### Aim of the task
Read the listing below and copy out every line that holds "classification".

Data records
┌──
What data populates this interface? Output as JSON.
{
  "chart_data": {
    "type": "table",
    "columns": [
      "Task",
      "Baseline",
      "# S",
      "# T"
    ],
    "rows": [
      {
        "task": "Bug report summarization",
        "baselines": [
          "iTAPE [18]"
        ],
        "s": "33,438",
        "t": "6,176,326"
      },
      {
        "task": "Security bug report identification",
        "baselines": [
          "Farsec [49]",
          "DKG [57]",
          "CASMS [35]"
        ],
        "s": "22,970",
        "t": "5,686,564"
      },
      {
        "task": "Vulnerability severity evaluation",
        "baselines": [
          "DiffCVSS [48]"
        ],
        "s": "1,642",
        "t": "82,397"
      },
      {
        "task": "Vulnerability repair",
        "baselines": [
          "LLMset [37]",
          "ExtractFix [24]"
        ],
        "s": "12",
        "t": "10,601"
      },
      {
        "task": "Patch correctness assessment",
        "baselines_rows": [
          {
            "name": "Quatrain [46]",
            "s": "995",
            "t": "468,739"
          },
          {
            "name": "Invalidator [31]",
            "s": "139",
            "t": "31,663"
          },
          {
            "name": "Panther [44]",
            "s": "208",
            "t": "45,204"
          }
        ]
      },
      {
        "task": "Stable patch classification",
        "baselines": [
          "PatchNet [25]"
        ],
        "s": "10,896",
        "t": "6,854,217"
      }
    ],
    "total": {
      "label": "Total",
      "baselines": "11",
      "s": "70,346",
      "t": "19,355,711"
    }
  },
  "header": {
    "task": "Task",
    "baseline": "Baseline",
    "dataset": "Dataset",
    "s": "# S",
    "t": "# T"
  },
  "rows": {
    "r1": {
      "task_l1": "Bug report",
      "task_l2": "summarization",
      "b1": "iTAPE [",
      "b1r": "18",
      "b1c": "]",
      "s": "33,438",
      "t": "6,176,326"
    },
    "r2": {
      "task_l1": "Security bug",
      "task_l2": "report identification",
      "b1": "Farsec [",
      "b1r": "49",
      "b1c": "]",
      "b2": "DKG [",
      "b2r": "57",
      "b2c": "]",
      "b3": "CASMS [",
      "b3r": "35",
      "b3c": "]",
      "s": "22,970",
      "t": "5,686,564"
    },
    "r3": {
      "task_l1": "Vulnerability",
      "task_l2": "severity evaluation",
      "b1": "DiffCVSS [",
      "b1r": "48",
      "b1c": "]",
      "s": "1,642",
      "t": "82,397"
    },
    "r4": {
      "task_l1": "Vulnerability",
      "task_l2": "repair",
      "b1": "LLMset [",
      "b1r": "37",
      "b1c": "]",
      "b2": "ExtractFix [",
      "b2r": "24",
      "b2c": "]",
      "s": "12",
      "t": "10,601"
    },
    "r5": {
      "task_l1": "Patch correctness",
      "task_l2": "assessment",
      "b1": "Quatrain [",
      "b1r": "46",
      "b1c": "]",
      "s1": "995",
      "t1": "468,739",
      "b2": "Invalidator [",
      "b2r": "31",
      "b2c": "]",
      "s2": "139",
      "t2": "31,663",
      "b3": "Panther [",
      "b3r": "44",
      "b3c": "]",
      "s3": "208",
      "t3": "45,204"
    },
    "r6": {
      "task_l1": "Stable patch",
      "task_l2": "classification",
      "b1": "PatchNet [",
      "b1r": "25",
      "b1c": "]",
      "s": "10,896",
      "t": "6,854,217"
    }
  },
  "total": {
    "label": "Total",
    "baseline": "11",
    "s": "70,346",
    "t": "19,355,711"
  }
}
└──
### Task result
        "task": "Stable patch classification",
      "task_l2": "classification",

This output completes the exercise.